Work to be completed —
Find every line in the records that holds the string "true". Copy each one.

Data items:
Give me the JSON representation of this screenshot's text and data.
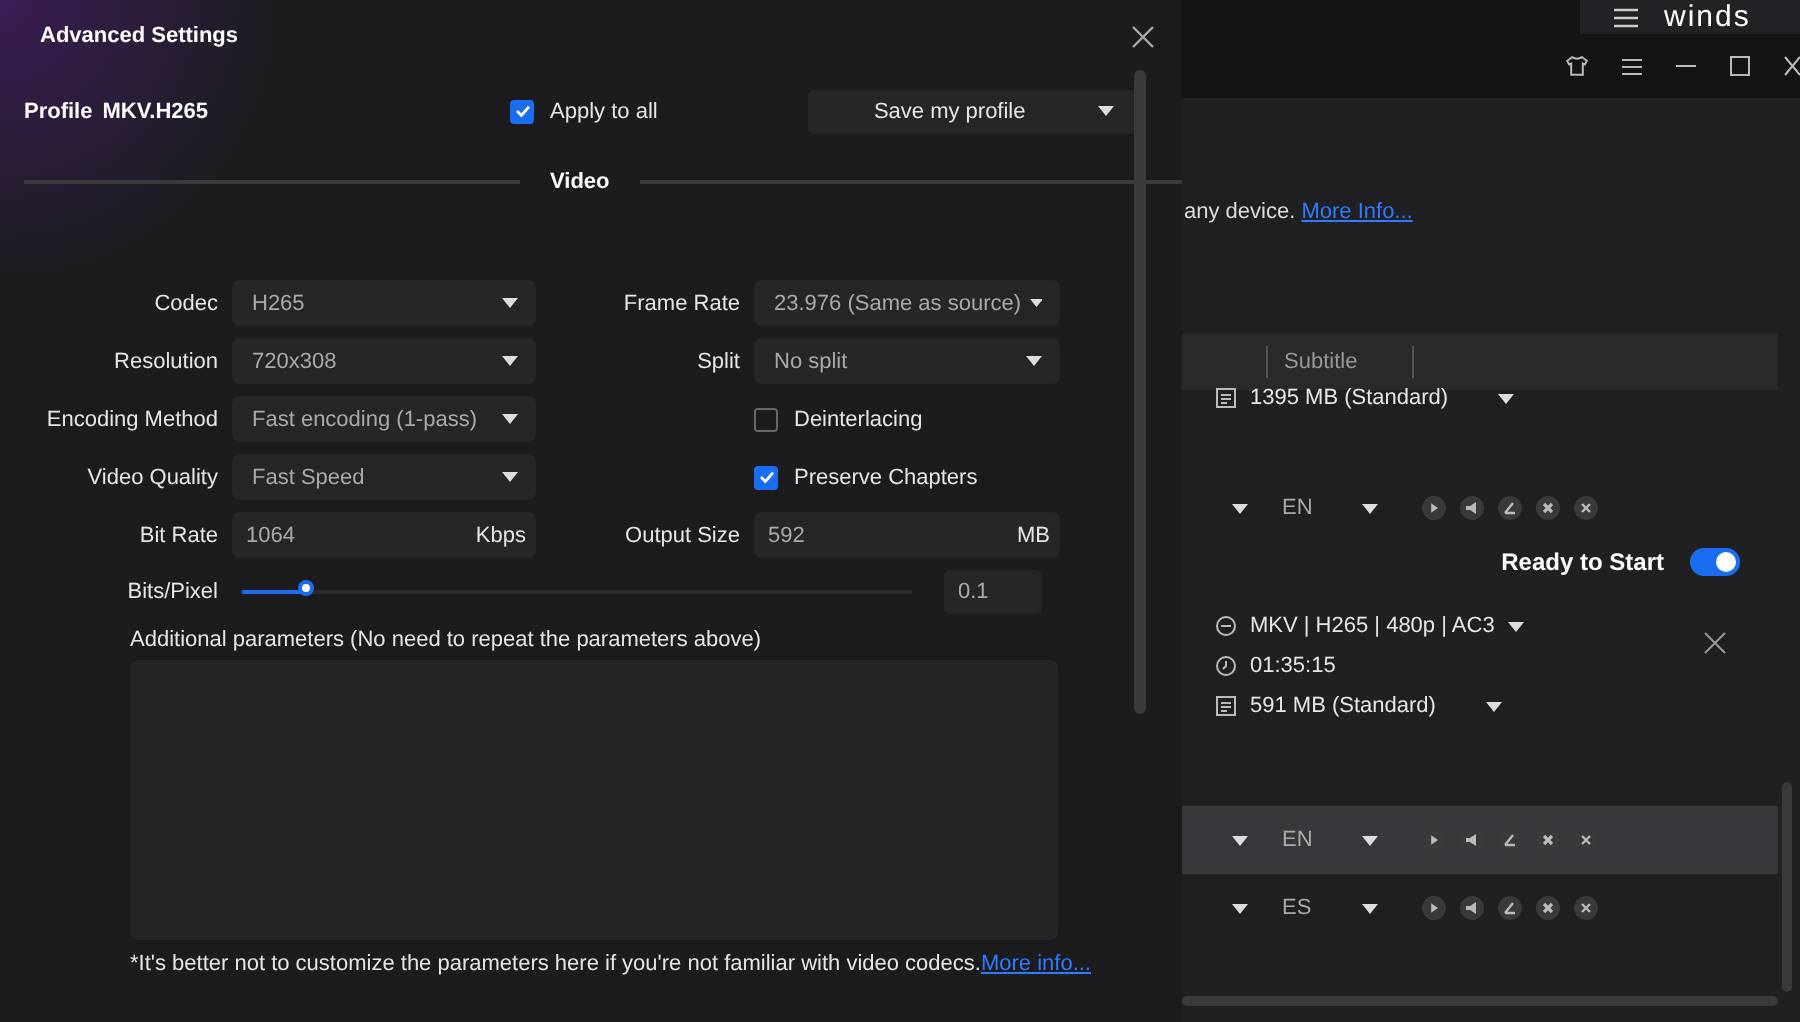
{
  "dialog": {
    "title": "Advanced Settings",
    "profile_label": "Profile",
    "profile_value": "MKV.H265",
    "apply_to_all": {
      "label": "Apply to all",
      "checked": true
    },
    "save_profile": "Save my profile",
    "section": "Video",
    "left_fields": [
      {
        "kind": "select",
        "label": "Codec",
        "value": "H265"
      },
      {
        "kind": "select",
        "label": "Resolution",
        "value": "720x308"
      },
      {
        "kind": "select",
        "label": "Encoding Method",
        "value": "Fast encoding (1-pass)"
      },
      {
        "kind": "select",
        "label": "Video Quality",
        "value": "Fast Speed"
      },
      {
        "kind": "input",
        "label": "Bit Rate",
        "value": "1064",
        "unit": "Kbps"
      }
    ],
    "right_fields": [
      {
        "kind": "select",
        "label": "Frame Rate",
        "value": "23.976 (Same as source)"
      },
      {
        "kind": "select",
        "label": "Split",
        "value": "No split"
      },
      {
        "kind": "checkbox",
        "label": "Deinterlacing",
        "checked": false
      },
      {
        "kind": "checkbox",
        "label": "Preserve Chapters",
        "checked": true
      },
      {
        "kind": "input",
        "label": "Output Size",
        "value": "592",
        "unit": "MB"
      }
    ],
    "bits_pixel": {
      "label": "Bits/Pixel",
      "level": 0.1,
      "value": "0.1"
    },
    "additional_label": "Additional parameters (No need to repeat the parameters above)",
    "note": "*It's better not to customize the parameters here if you're not familiar with video codecs.",
    "note_link": "More info..."
  },
  "background_app": {
    "logo": "winds",
    "description": "any device.",
    "more_info": "More Info...",
    "column_header": "Subtitle",
    "first_size": "1395 MB (Standard)",
    "first_track": {
      "language": "EN",
      "highlighted": false
    },
    "status": {
      "label": "Ready to Start",
      "on": true
    },
    "format": "MKV | H265 | 480p | AC3",
    "duration": "01:35:15",
    "size": "591 MB (Standard)",
    "tracks": [
      {
        "language": "EN",
        "highlighted": true
      },
      {
        "language": "ES",
        "highlighted": false
      }
    ]
  }
}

Result of this exercise —
      "checked": true
        "checked": true
      "on": true
        "highlighted": true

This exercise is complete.